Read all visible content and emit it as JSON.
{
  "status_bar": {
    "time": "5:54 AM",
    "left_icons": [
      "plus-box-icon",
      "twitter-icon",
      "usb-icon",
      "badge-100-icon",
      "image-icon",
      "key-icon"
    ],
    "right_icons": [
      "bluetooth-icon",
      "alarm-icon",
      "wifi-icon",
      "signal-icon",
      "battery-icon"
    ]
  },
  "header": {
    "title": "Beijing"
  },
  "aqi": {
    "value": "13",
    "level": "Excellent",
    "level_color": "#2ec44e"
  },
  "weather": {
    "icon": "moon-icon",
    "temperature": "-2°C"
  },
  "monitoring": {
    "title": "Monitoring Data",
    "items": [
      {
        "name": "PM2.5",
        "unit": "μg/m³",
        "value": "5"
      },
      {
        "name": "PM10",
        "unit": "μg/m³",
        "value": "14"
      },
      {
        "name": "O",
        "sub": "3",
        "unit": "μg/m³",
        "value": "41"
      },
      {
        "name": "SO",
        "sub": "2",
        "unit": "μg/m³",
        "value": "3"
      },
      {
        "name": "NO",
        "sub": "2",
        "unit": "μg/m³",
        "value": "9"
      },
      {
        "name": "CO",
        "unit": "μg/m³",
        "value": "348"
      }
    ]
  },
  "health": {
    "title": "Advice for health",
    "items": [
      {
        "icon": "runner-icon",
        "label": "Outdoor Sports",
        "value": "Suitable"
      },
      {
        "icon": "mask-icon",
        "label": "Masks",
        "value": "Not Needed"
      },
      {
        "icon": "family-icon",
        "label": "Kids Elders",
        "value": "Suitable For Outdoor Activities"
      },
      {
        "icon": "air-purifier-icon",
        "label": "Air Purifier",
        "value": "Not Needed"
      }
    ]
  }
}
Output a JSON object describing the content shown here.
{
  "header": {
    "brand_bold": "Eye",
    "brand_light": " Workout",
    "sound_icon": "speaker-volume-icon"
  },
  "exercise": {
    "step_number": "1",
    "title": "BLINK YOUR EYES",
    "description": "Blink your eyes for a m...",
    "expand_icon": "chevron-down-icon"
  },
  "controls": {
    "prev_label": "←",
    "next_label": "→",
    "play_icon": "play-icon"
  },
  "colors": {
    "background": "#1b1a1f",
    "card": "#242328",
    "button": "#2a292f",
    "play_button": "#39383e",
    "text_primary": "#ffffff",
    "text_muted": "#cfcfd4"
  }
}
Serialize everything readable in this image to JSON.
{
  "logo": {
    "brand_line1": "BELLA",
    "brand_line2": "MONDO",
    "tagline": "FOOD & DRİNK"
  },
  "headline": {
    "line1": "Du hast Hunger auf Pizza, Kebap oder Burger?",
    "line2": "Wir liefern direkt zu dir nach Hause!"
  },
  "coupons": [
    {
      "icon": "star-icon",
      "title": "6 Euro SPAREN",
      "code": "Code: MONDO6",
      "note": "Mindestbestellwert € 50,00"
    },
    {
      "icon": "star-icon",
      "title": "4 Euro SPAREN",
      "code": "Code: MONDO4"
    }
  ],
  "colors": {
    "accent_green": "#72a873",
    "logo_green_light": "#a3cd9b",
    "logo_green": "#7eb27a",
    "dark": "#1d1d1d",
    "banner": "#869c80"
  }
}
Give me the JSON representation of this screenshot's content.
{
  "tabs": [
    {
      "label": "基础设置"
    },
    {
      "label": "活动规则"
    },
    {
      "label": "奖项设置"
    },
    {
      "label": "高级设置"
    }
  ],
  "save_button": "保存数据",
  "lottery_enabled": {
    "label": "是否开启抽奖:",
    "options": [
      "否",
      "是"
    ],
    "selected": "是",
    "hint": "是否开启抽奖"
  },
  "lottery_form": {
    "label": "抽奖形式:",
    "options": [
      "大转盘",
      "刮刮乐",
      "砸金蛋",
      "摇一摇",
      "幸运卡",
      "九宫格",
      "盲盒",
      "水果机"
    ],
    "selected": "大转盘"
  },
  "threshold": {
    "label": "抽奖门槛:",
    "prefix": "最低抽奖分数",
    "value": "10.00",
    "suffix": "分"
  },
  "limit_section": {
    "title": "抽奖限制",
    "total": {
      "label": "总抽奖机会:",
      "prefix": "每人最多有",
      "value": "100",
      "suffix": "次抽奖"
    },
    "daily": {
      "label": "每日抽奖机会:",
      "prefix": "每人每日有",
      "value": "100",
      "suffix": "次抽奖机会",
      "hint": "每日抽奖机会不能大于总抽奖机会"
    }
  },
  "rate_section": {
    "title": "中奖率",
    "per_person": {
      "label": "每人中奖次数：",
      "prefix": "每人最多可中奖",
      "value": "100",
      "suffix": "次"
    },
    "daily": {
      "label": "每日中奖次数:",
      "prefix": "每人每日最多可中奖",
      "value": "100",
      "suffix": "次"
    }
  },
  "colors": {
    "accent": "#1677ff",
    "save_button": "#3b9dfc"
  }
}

▶ WORK TO DO: Write every entry out again exactly.

▶ WORKED SOLUTION:
Read all visible content and emit it as JSON.
{
  "status_bar": {
    "time": "5:54 AM",
    "left_icons": [
      "plus-box-icon",
      "twitter-icon",
      "usb-icon",
      "badge-100-icon",
      "image-icon",
      "key-icon"
    ],
    "right_icons": [
      "bluetooth-icon",
      "alarm-icon",
      "wifi-icon",
      "signal-icon",
      "battery-icon"
    ]
  },
  "header": {
    "title": "Beijing"
  },
  "aqi": {
    "value": "13",
    "level": "Excellent",
    "level_color": "#2ec44e"
  },
  "weather": {
    "icon": "moon-icon",
    "temperature": "-2°C"
  },
  "monitoring": {
    "title": "Monitoring Data",
    "items": [
      {
        "name": "PM2.5",
        "unit": "μg/m³",
        "value": "5"
      },
      {
        "name": "PM10",
        "unit": "μg/m³",
        "value": "14"
      },
      {
        "name": "O",
        "sub": "3",
        "unit": "μg/m³",
        "value": "41"
      },
      {
        "name": "SO",
        "sub": "2",
        "unit": "μg/m³",
        "value": "3"
      },
      {
        "name": "NO",
        "sub": "2",
        "unit": "μg/m³",
        "value": "9"
      },
      {
        "name": "CO",
        "unit": "μg/m³",
        "value": "348"
      }
    ]
  },
  "health": {
    "title": "Advice for health",
    "items": [
      {
        "icon": "runner-icon",
        "label": "Outdoor Sports",
        "value": "Suitable"
      },
      {
        "icon": "mask-icon",
        "label": "Masks",
        "value": "Not Needed"
      },
      {
        "icon": "family-icon",
        "label": "Kids Elders",
        "value": "Suitable For Outdoor Activities"
      },
      {
        "icon": "air-purifier-icon",
        "label": "Air Purifier",
        "value": "Not Needed"
      }
    ]
  }
}
Output a JSON object describing the content shown here.
{
  "header": {
    "brand_bold": "Eye",
    "brand_light": " Workout",
    "sound_icon": "speaker-volume-icon"
  },
  "exercise": {
    "step_number": "1",
    "title": "BLINK YOUR EYES",
    "description": "Blink your eyes for a m...",
    "expand_icon": "chevron-down-icon"
  },
  "controls": {
    "prev_label": "←",
    "next_label": "→",
    "play_icon": "play-icon"
  },
  "colors": {
    "background": "#1b1a1f",
    "card": "#242328",
    "button": "#2a292f",
    "play_button": "#39383e",
    "text_primary": "#ffffff",
    "text_muted": "#cfcfd4"
  }
}
Serialize everything readable in this image to JSON.
{
  "logo": {
    "brand_line1": "BELLA",
    "brand_line2": "MONDO",
    "tagline": "FOOD & DRİNK"
  },
  "headline": {
    "line1": "Du hast Hunger auf Pizza, Kebap oder Burger?",
    "line2": "Wir liefern direkt zu dir nach Hause!"
  },
  "coupons": [
    {
      "icon": "star-icon",
      "title": "6 Euro SPAREN",
      "code": "Code: MONDO6",
      "note": "Mindestbestellwert € 50,00"
    },
    {
      "icon": "star-icon",
      "title": "4 Euro SPAREN",
      "code": "Code: MONDO4"
    }
  ],
  "colors": {
    "accent_green": "#72a873",
    "logo_green_light": "#a3cd9b",
    "logo_green": "#7eb27a",
    "dark": "#1d1d1d",
    "banner": "#869c80"
  }
}
Give me the JSON representation of this screenshot's content.
{
  "tabs": [
    {
      "label": "基础设置"
    },
    {
      "label": "活动规则"
    },
    {
      "label": "奖项设置"
    },
    {
      "label": "高级设置"
    }
  ],
  "save_button": "保存数据",
  "lottery_enabled": {
    "label": "是否开启抽奖:",
    "options": [
      "否",
      "是"
    ],
    "selected": "是",
    "hint": "是否开启抽奖"
  },
  "lottery_form": {
    "label": "抽奖形式:",
    "options": [
      "大转盘",
      "刮刮乐",
      "砸金蛋",
      "摇一摇",
      "幸运卡",
      "九宫格",
      "盲盒",
      "水果机"
    ],
    "selected": "大转盘"
  },
  "threshold": {
    "label": "抽奖门槛:",
    "prefix": "最低抽奖分数",
    "value": "10.00",
    "suffix": "分"
  },
  "limit_section": {
    "title": "抽奖限制",
    "total": {
      "label": "总抽奖机会:",
      "prefix": "每人最多有",
      "value": "100",
      "suffix": "次抽奖"
    },
    "daily": {
      "label": "每日抽奖机会:",
      "prefix": "每人每日有",
      "value": "100",
      "suffix": "次抽奖机会",
      "hint": "每日抽奖机会不能大于总抽奖机会"
    }
  },
  "rate_section": {
    "title": "中奖率",
    "per_person": {
      "label": "每人中奖次数：",
      "prefix": "每人最多可中奖",
      "value": "100",
      "suffix": "次"
    },
    "daily": {
      "label": "每日中奖次数:",
      "prefix": "每人每日最多可中奖",
      "value": "100",
      "suffix": "次"
    }
  },
  "colors": {
    "accent": "#1677ff",
    "save_button": "#3b9dfc"
  }
}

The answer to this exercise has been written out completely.